- Task to carry out
Take the data that follows and retype it word for word.
◆ ◆ ◆ ◆ ◆ ◆ ◆
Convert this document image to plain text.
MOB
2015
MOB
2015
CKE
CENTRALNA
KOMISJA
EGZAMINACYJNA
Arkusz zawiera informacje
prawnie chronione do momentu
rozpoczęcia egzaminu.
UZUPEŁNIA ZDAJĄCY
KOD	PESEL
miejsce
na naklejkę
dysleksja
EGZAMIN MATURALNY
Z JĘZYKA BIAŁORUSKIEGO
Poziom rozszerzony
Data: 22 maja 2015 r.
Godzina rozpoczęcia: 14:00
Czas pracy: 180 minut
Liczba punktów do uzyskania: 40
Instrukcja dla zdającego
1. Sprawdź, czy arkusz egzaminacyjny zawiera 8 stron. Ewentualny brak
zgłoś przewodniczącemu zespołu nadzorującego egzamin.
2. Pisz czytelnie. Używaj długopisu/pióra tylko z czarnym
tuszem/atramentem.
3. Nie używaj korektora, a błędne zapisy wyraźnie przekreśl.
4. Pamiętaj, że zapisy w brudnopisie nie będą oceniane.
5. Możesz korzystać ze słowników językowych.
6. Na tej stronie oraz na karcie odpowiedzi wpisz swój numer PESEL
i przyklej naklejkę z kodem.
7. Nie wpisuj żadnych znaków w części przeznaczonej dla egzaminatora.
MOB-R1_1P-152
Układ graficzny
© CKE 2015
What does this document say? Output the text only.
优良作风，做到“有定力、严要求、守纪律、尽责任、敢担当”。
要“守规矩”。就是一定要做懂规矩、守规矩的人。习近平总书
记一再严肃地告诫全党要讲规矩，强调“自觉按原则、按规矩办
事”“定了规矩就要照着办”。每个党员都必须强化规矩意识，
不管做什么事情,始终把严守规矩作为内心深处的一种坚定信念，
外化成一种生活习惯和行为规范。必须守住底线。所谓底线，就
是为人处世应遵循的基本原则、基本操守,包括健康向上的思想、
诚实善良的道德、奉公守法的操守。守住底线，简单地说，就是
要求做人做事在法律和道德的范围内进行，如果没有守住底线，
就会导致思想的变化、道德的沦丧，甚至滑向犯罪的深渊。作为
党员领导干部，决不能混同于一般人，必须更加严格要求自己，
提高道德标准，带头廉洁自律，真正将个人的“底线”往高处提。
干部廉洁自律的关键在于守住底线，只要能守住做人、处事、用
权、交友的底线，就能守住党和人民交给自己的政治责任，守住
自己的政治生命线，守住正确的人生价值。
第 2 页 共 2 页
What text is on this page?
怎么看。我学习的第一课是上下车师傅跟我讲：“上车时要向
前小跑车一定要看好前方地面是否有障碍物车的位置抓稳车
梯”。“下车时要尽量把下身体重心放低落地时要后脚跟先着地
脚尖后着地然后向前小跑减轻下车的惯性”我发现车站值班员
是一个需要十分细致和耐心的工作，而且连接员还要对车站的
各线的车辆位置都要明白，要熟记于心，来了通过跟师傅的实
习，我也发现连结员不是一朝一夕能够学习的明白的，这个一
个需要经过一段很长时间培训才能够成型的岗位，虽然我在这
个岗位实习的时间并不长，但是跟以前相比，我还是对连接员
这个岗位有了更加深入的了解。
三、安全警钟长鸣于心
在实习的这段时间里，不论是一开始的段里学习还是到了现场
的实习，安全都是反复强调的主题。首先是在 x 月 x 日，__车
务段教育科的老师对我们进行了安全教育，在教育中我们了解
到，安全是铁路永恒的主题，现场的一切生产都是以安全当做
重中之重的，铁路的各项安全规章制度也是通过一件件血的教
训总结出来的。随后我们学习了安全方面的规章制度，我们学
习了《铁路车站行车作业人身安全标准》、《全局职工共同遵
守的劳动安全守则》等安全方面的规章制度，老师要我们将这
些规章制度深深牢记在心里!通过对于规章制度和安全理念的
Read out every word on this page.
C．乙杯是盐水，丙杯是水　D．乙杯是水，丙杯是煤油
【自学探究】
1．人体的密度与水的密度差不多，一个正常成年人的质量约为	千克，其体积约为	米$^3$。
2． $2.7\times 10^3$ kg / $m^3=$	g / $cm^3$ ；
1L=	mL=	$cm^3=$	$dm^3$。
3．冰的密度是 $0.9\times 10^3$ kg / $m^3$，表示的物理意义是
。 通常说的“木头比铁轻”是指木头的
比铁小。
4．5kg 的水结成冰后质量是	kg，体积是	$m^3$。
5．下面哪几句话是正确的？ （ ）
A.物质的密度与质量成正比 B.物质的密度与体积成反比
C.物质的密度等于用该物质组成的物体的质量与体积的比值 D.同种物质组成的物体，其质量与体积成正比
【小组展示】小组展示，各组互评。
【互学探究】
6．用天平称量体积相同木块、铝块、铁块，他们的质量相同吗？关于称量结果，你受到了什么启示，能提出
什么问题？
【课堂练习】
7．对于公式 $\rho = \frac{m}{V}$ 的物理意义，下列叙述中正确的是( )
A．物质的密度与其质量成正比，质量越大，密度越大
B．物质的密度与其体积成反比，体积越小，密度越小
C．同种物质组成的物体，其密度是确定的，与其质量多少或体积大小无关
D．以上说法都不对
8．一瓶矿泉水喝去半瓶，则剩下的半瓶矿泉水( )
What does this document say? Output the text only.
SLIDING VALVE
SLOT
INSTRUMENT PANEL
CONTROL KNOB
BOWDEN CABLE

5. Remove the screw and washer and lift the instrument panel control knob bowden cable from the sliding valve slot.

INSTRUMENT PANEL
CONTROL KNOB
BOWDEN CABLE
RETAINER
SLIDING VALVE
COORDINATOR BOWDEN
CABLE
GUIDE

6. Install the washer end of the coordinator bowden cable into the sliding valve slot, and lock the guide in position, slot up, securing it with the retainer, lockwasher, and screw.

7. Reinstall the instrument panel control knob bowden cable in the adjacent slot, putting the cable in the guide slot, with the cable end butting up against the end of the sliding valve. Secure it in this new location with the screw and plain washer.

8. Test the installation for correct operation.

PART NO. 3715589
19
◆ ◆ ◆ ◆ ◆ ◆ ◆
- Exercise result
Convert this document image to plain text.
MOB
2015
MOB
2015
CKE
CENTRALNA
KOMISJA
EGZAMINACYJNA
Arkusz zawiera informacje
prawnie chronione do momentu
rozpoczęcia egzaminu.
UZUPEŁNIA ZDAJĄCY
KOD	PESEL
miejsce
na naklejkę
dysleksja
EGZAMIN MATURALNY
Z JĘZYKA BIAŁORUSKIEGO
Poziom rozszerzony
Data: 22 maja 2015 r.
Godzina rozpoczęcia: 14:00
Czas pracy: 180 minut
Liczba punktów do uzyskania: 40
Instrukcja dla zdającego
1. Sprawdź, czy arkusz egzaminacyjny zawiera 8 stron. Ewentualny brak
zgłoś przewodniczącemu zespołu nadzorującego egzamin.
2. Pisz czytelnie. Używaj długopisu/pióra tylko z czarnym
tuszem/atramentem.
3. Nie używaj korektora, a błędne zapisy wyraźnie przekreśl.
4. Pamiętaj, że zapisy w brudnopisie nie będą oceniane.
5. Możesz korzystać ze słowników językowych.
6. Na tej stronie oraz na karcie odpowiedzi wpisz swój numer PESEL
i przyklej naklejkę z kodem.
7. Nie wpisuj żadnych znaków w części przeznaczonej dla egzaminatora.
MOB-R1_1P-152
Układ graficzny
© CKE 2015
What does this document say? Output the text only.
优良作风，做到“有定力、严要求、守纪律、尽责任、敢担当”。
要“守规矩”。就是一定要做懂规矩、守规矩的人。习近平总书
记一再严肃地告诫全党要讲规矩，强调“自觉按原则、按规矩办
事”“定了规矩就要照着办”。每个党员都必须强化规矩意识，
不管做什么事情,始终把严守规矩作为内心深处的一种坚定信念，
外化成一种生活习惯和行为规范。必须守住底线。所谓底线，就
是为人处世应遵循的基本原则、基本操守,包括健康向上的思想、
诚实善良的道德、奉公守法的操守。守住底线，简单地说，就是
要求做人做事在法律和道德的范围内进行，如果没有守住底线，
就会导致思想的变化、道德的沦丧，甚至滑向犯罪的深渊。作为
党员领导干部，决不能混同于一般人，必须更加严格要求自己，
提高道德标准，带头廉洁自律，真正将个人的“底线”往高处提。
干部廉洁自律的关键在于守住底线，只要能守住做人、处事、用
权、交友的底线，就能守住党和人民交给自己的政治责任，守住
自己的政治生命线，守住正确的人生价值。
第 2 页 共 2 页
What text is on this page?
怎么看。我学习的第一课是上下车师傅跟我讲：“上车时要向
前小跑车一定要看好前方地面是否有障碍物车的位置抓稳车
梯”。“下车时要尽量把下身体重心放低落地时要后脚跟先着地
脚尖后着地然后向前小跑减轻下车的惯性”我发现车站值班员
是一个需要十分细致和耐心的工作，而且连接员还要对车站的
各线的车辆位置都要明白，要熟记于心，来了通过跟师傅的实
习，我也发现连结员不是一朝一夕能够学习的明白的，这个一
个需要经过一段很长时间培训才能够成型的岗位，虽然我在这
个岗位实习的时间并不长，但是跟以前相比，我还是对连接员
这个岗位有了更加深入的了解。
三、安全警钟长鸣于心
在实习的这段时间里，不论是一开始的段里学习还是到了现场
的实习，安全都是反复强调的主题。首先是在 x 月 x 日，__车
务段教育科的老师对我们进行了安全教育，在教育中我们了解
到，安全是铁路永恒的主题，现场的一切生产都是以安全当做
重中之重的，铁路的各项安全规章制度也是通过一件件血的教
训总结出来的。随后我们学习了安全方面的规章制度，我们学
习了《铁路车站行车作业人身安全标准》、《全局职工共同遵
守的劳动安全守则》等安全方面的规章制度，老师要我们将这
些规章制度深深牢记在心里!通过对于规章制度和安全理念的
Read out every word on this page.
C．乙杯是盐水，丙杯是水　D．乙杯是水，丙杯是煤油
【自学探究】
1．人体的密度与水的密度差不多，一个正常成年人的质量约为	千克，其体积约为	米$^3$。
2． $2.7\times 10^3$ kg / $m^3=$	g / $cm^3$ ；
1L=	mL=	$cm^3=$	$dm^3$。
3．冰的密度是 $0.9\times 10^3$ kg / $m^3$，表示的物理意义是
。 通常说的“木头比铁轻”是指木头的
比铁小。
4．5kg 的水结成冰后质量是	kg，体积是	$m^3$。
5．下面哪几句话是正确的？ （ ）
A.物质的密度与质量成正比 B.物质的密度与体积成反比
C.物质的密度等于用该物质组成的物体的质量与体积的比值 D.同种物质组成的物体，其质量与体积成正比
【小组展示】小组展示，各组互评。
【互学探究】
6．用天平称量体积相同木块、铝块、铁块，他们的质量相同吗？关于称量结果，你受到了什么启示，能提出
什么问题？
【课堂练习】
7．对于公式 $\rho = \frac{m}{V}$ 的物理意义，下列叙述中正确的是( )
A．物质的密度与其质量成正比，质量越大，密度越大
B．物质的密度与其体积成反比，体积越小，密度越小
C．同种物质组成的物体，其密度是确定的，与其质量多少或体积大小无关
D．以上说法都不对
8．一瓶矿泉水喝去半瓶，则剩下的半瓶矿泉水( )
What does this document say? Output the text only.
SLIDING VALVE
SLOT
INSTRUMENT PANEL
CONTROL KNOB
BOWDEN CABLE

5. Remove the screw and washer and lift the instrument panel control knob bowden cable from the sliding valve slot.

INSTRUMENT PANEL
CONTROL KNOB
BOWDEN CABLE
RETAINER
SLIDING VALVE
COORDINATOR BOWDEN
CABLE
GUIDE

6. Install the washer end of the coordinator bowden cable into the sliding valve slot, and lock the guide in position, slot up, securing it with the retainer, lockwasher, and screw.

7. Reinstall the instrument panel control knob bowden cable in the adjacent slot, putting the cable in the guide slot, with the cable end butting up against the end of the sliding valve. Secure it in this new location with the screw and plain washer.

8. Test the installation for correct operation.

PART NO. 3715589
19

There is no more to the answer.